Given passage |
Skip to main content

How DeMar DeRozan Became the NBA's Overlooked Star

Criticism of his play went too far, and there is good reason he could be the free agent teams missed out on.

Long before DeMar DeRozan was acquired by the Bulls in a sign-and-trade that handed him a new three-year, $85 million contract, few NBA players were a more unfortunate victim of what happens when a player’s weaknesses are placed under a spotlight for years, inevitably overshadowing every skill they have that’s 1) impressive and 2) very hard to find.

Heading into free agency as a 32-year-old who was one of only seven players (the other six all max-level superstars) to average at least 21 points and six assists with a true shooting percentage above 59.0, DeRozan’s 2020–21 season was overlooked to the point of being undervalued. There were several rumors about a significant pay cut and blunt suggestions that the best way for him to help a competitive team would be off the bench.

Extracted material |
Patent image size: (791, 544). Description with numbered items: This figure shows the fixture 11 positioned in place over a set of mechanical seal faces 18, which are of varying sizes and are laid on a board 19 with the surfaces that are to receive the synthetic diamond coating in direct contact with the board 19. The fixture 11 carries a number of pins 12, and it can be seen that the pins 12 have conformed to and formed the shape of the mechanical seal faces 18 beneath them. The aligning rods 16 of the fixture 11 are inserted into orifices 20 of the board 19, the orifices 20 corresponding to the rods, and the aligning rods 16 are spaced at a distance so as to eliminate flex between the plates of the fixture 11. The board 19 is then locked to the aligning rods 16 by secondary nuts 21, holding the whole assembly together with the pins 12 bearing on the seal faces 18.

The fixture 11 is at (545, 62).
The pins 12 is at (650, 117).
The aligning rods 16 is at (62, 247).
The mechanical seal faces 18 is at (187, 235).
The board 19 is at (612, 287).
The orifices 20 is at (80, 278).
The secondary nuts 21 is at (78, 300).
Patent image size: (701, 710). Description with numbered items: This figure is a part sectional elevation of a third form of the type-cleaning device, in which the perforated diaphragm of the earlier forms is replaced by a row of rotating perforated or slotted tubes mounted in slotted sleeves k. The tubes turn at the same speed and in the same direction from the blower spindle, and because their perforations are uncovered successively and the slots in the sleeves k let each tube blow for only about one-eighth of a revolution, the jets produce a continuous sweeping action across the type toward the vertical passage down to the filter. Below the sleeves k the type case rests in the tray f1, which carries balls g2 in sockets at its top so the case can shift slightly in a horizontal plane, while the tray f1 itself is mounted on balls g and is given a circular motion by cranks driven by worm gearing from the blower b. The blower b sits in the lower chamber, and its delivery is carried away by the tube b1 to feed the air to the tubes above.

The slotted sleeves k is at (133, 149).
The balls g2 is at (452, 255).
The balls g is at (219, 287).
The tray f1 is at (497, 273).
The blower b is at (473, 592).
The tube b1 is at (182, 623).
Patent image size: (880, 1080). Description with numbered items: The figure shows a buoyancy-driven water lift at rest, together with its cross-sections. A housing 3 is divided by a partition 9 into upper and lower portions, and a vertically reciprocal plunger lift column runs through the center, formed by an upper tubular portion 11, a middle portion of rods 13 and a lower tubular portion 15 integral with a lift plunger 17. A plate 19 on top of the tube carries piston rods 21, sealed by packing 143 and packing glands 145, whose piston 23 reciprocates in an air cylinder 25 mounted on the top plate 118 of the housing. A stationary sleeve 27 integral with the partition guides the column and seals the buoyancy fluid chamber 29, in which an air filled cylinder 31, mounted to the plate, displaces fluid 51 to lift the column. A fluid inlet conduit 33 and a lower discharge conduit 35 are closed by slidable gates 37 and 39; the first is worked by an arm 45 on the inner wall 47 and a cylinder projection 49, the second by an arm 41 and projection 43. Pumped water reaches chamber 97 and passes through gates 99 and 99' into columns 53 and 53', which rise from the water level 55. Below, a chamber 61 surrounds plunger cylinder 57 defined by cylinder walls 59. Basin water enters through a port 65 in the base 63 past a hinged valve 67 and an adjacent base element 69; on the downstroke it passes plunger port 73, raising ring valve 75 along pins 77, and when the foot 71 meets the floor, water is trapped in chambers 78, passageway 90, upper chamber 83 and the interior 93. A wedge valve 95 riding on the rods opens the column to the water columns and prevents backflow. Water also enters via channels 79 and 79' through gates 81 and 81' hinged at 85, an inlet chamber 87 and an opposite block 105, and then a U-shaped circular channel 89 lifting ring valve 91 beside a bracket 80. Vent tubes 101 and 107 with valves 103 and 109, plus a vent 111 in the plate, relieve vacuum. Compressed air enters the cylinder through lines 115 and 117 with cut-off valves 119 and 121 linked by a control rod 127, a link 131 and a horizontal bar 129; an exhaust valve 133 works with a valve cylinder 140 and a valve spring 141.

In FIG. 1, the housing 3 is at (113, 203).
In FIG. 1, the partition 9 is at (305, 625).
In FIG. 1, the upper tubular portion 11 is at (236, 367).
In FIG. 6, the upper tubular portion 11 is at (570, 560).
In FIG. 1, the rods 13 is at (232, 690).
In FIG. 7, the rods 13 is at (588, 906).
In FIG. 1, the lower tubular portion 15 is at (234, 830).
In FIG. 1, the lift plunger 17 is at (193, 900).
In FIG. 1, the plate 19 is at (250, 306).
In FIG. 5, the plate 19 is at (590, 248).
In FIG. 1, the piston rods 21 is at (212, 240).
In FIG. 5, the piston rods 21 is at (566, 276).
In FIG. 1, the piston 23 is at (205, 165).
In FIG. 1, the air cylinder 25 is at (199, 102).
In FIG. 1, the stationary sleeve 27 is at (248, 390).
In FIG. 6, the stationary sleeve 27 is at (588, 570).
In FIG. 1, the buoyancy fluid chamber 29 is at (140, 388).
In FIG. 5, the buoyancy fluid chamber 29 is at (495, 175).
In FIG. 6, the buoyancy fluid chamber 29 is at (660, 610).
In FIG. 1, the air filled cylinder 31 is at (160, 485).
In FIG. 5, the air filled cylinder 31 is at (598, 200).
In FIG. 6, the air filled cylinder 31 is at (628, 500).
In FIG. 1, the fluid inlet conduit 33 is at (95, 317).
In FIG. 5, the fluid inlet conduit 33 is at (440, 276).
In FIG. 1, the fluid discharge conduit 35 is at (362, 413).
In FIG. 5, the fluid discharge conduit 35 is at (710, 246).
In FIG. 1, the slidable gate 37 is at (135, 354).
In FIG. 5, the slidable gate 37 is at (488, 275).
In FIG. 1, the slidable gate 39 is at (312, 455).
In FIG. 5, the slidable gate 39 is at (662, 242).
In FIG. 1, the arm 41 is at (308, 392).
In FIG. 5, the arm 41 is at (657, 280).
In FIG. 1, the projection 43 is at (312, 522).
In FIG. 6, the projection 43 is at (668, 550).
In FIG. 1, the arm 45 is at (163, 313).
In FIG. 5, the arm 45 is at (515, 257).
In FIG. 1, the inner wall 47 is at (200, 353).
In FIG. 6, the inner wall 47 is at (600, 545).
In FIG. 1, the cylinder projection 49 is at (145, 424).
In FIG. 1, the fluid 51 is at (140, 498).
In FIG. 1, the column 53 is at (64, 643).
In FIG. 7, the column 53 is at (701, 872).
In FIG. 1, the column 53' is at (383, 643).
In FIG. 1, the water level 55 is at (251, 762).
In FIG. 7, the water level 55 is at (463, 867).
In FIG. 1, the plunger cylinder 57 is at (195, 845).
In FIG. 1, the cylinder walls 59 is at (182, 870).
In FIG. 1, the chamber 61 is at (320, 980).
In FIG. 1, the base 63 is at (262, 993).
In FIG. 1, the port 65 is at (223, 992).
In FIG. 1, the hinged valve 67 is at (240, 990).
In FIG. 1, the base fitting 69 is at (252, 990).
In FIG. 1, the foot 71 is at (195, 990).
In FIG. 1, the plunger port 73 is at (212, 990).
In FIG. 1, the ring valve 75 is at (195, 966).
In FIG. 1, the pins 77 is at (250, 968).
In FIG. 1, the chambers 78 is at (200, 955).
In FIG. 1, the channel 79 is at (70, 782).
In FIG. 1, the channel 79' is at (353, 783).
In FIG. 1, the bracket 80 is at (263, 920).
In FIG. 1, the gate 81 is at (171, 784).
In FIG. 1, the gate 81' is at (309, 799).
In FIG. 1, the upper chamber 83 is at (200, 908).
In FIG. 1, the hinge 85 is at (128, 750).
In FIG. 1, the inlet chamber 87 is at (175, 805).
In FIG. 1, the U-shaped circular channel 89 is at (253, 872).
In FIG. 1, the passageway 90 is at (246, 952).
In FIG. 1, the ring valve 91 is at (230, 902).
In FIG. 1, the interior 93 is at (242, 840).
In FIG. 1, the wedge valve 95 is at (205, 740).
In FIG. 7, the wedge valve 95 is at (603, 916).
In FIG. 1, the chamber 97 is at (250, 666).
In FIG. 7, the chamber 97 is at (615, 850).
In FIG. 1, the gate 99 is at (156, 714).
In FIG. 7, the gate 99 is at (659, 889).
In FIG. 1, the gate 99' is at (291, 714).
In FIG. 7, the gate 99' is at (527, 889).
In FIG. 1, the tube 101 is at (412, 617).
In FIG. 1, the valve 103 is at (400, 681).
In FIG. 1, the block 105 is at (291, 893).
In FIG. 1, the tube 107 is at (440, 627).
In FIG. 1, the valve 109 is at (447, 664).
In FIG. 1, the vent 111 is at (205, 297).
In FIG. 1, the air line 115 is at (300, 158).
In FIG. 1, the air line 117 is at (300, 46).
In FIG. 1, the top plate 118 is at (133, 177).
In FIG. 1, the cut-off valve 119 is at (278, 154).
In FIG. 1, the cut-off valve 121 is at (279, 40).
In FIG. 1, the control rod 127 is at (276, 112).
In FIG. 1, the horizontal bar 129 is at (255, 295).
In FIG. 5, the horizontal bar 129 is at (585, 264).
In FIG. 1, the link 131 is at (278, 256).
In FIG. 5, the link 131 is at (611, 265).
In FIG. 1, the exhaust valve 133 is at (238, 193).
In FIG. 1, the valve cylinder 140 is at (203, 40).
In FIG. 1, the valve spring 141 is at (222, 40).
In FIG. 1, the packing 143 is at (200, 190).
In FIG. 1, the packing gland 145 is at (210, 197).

Set exercise |
Reproduce the DeMar DeRozan article word for word, starting with "Criticism of his" and going on through "off the bench.".

Result of the exercise |
Criticism of his play went too far, and there is good reason he could be the free agent teams missed out on.

Long before DeMar DeRozan was acquired by the Bulls in a sign-and-trade that handed him a new three-year, $85 million contract, few NBA players were a more unfortunate victim of what happens when a player’s weaknesses are placed under a spotlight for years, inevitably overshadowing every skill they have that’s 1) impressive and 2) very hard to find.

Heading into free agency as a 32-year-old who was one of only seven players (the other six all max-level superstars) to average at least 21 points and six assists with a true shooting percentage above 59.0, DeRozan’s 2020–21 season was overlooked to the point of being undervalued. There were several rumors about a significant pay cut and blunt suggestions that the best way for him to help a competitive team would be off the bench.